====== GIVEN DATA ======

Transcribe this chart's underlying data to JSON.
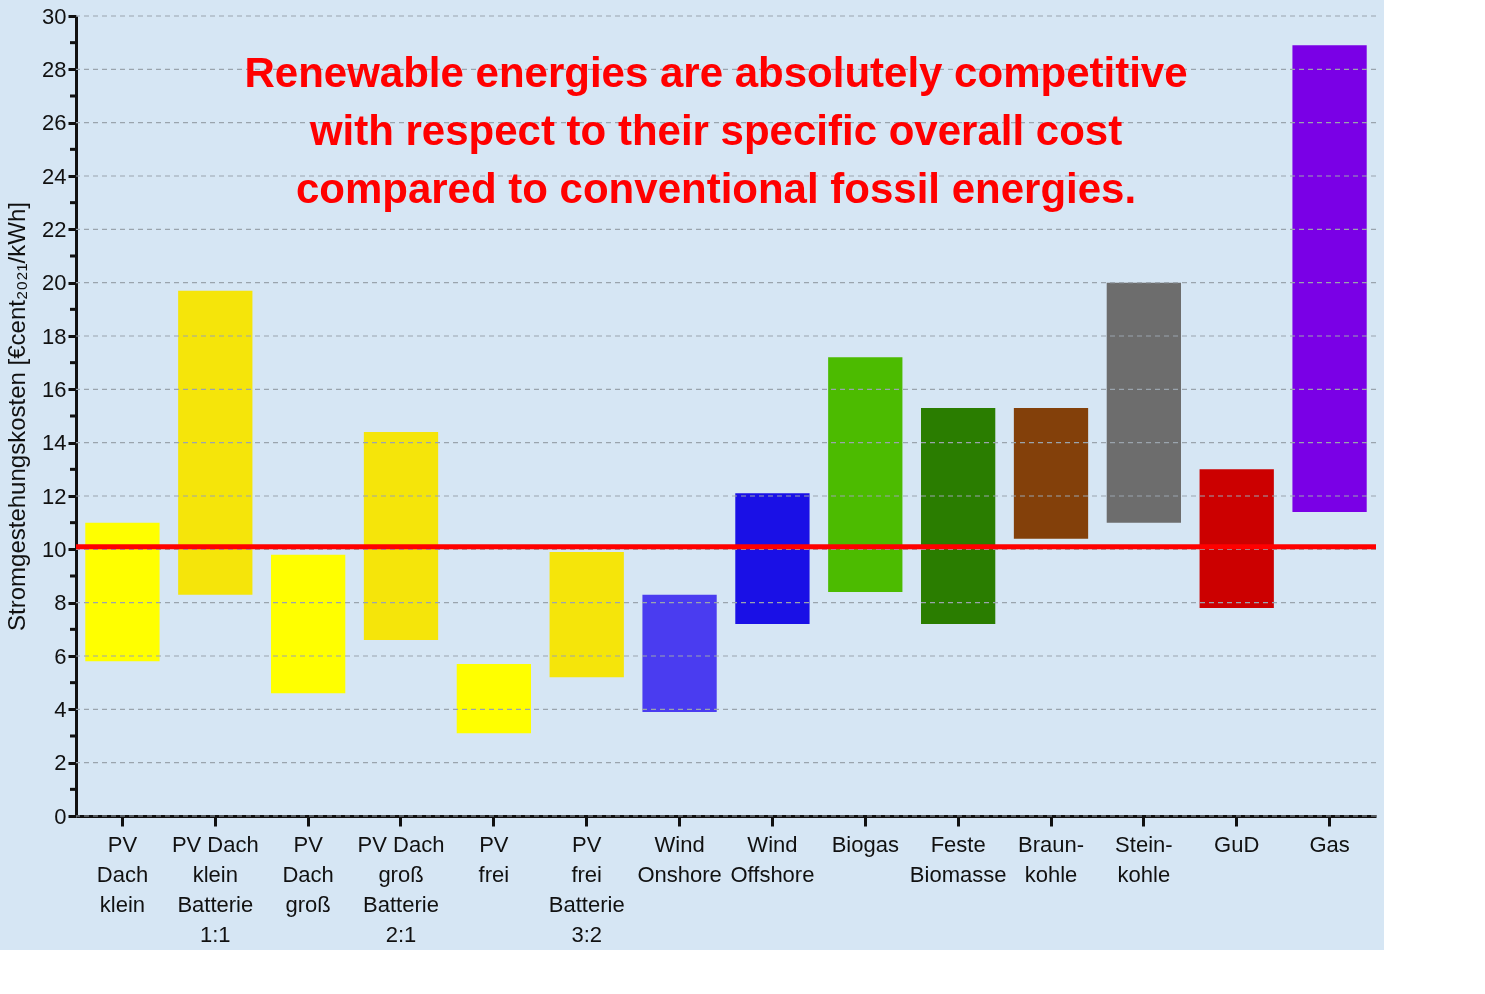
{
  "chart_data": {
    "type": "bar",
    "ylabel": "Stromgestehungskosten [€cent₂₀₂₁/kWh]",
    "annotations": [
      "Renewable energies are absolutely competitive\nwith respect to their specific overall cost\ncompared to conventional fossil energies."
    ],
    "categories": [
      "PV\nDach\nklein",
      "PV Dach\nklein\nBatterie\n1:1",
      "PV\nDach\ngroß",
      "PV Dach\ngroß\nBatterie\n2:1",
      "PV\nfrei",
      "PV\nfrei\nBatterie\n3:2",
      "Wind\nOnshore",
      "Wind\nOffshore",
      "Biogas",
      "Feste\nBiomasse",
      "Braun-\nkohle",
      "Stein-\nkohle",
      "GuD",
      "Gas"
    ],
    "base": [
      5.8,
      8.3,
      4.6,
      6.6,
      3.1,
      5.2,
      3.9,
      7.2,
      8.4,
      7.2,
      10.4,
      11.0,
      7.8,
      11.4
    ],
    "values": [
      5.2,
      11.4,
      5.2,
      7.8,
      2.6,
      4.7,
      4.4,
      4.9,
      8.8,
      8.1,
      4.9,
      9.0,
      5.2,
      17.5
    ],
    "colors": [
      "#ffff00",
      "#f5e50a",
      "#ffff00",
      "#f5e50a",
      "#ffff00",
      "#f5e50a",
      "#4a3cf0",
      "#1a10e6",
      "#4cbb00",
      "#2a7d00",
      "#83400a",
      "#6d6d6d",
      "#cc0000",
      "#7a00e6"
    ],
    "ylim": [
      0,
      30
    ],
    "yticks": [
      0,
      {
        "value": 1,
        "label": null
      },
      2,
      {
        "value": 3,
        "label": null
      },
      4,
      {
        "value": 5,
        "label": null
      },
      6,
      {
        "value": 7,
        "label": null
      },
      8,
      {
        "value": 9,
        "label": null
      },
      10,
      {
        "value": 11,
        "label": null
      },
      12,
      {
        "value": 13,
        "label": null
      },
      14,
      {
        "value": 15,
        "label": null
      },
      16,
      {
        "value": 17,
        "label": null
      },
      18,
      {
        "value": 19,
        "label": null
      },
      20,
      {
        "value": 21,
        "label": null
      },
      22,
      {
        "value": 23,
        "label": null
      },
      24,
      {
        "value": 25,
        "label": null
      },
      26,
      {
        "value": 27,
        "label": null
      },
      28,
      {
        "value": 29,
        "label": null
      },
      30
    ],
    "ref_lines": [
      {
        "axis": "y",
        "value": 10.1,
        "color": "#ff0000"
      }
    ],
    "grid": "y"
  }
}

======

**TASK GOAL**
Repeat the records in full, exactly as they appear, without the pictures.

**REPLY TO THE EXERCISE**
Transcribe this chart's underlying data to JSON.
{
  "chart_data": {
    "type": "bar",
    "ylabel": "Stromgestehungskosten [€cent₂₀₂₁/kWh]",
    "annotations": [
      "Renewable energies are absolutely competitive\nwith respect to their specific overall cost\ncompared to conventional fossil energies."
    ],
    "categories": [
      "PV\nDach\nklein",
      "PV Dach\nklein\nBatterie\n1:1",
      "PV\nDach\ngroß",
      "PV Dach\ngroß\nBatterie\n2:1",
      "PV\nfrei",
      "PV\nfrei\nBatterie\n3:2",
      "Wind\nOnshore",
      "Wind\nOffshore",
      "Biogas",
      "Feste\nBiomasse",
      "Braun-\nkohle",
      "Stein-\nkohle",
      "GuD",
      "Gas"
    ],
    "base": [
      5.8,
      8.3,
      4.6,
      6.6,
      3.1,
      5.2,
      3.9,
      7.2,
      8.4,
      7.2,
      10.4,
      11.0,
      7.8,
      11.4
    ],
    "values": [
      5.2,
      11.4,
      5.2,
      7.8,
      2.6,
      4.7,
      4.4,
      4.9,
      8.8,
      8.1,
      4.9,
      9.0,
      5.2,
      17.5
    ],
    "colors": [
      "#ffff00",
      "#f5e50a",
      "#ffff00",
      "#f5e50a",
      "#ffff00",
      "#f5e50a",
      "#4a3cf0",
      "#1a10e6",
      "#4cbb00",
      "#2a7d00",
      "#83400a",
      "#6d6d6d",
      "#cc0000",
      "#7a00e6"
    ],
    "ylim": [
      0,
      30
    ],
    "yticks": [
      0,
      {
        "value": 1,
        "label": null
      },
      2,
      {
        "value": 3,
        "label": null
      },
      4,
      {
        "value": 5,
        "label": null
      },
      6,
      {
        "value": 7,
        "label": null
      },
      8,
      {
        "value": 9,
        "label": null
      },
      10,
      {
        "value": 11,
        "label": null
      },
      12,
      {
        "value": 13,
        "label": null
      },
      14,
      {
        "value": 15,
        "label": null
      },
      16,
      {
        "value": 17,
        "label": null
      },
      18,
      {
        "value": 19,
        "label": null
      },
      20,
      {
        "value": 21,
        "label": null
      },
      22,
      {
        "value": 23,
        "label": null
      },
      24,
      {
        "value": 25,
        "label": null
      },
      26,
      {
        "value": 27,
        "label": null
      },
      28,
      {
        "value": 29,
        "label": null
      },
      30
    ],
    "ref_lines": [
      {
        "axis": "y",
        "value": 10.1,
        "color": "#ff0000"
      }
    ],
    "grid": "y"
  }
}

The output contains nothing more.